Reproduce the records below in their entirety, character for character.
:::
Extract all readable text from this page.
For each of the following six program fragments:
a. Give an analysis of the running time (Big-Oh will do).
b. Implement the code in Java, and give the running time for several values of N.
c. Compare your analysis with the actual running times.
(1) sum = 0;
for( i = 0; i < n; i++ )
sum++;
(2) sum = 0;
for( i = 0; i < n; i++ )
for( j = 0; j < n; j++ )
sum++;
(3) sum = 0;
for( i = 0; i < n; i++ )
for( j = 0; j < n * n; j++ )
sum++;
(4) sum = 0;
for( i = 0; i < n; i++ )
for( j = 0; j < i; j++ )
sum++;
:::
- Response:
Extract all readable text from this page.
For each of the following six program fragments:
a. Give an analysis of the running time (Big-Oh will do).
b. Implement the code in Java, and give the running time for several values of N.
c. Compare your analysis with the actual running times.
(1) sum = 0;
for( i = 0; i < n; i++ )
sum++;
(2) sum = 0;
for( i = 0; i < n; i++ )
for( j = 0; j < n; j++ )
sum++;
(3) sum = 0;
for( i = 0; i < n; i++ )
for( j = 0; j < n * n; j++ )
sum++;
(4) sum = 0;
for( i = 0; i < n; i++ )
for( j = 0; j < i; j++ )
sum++;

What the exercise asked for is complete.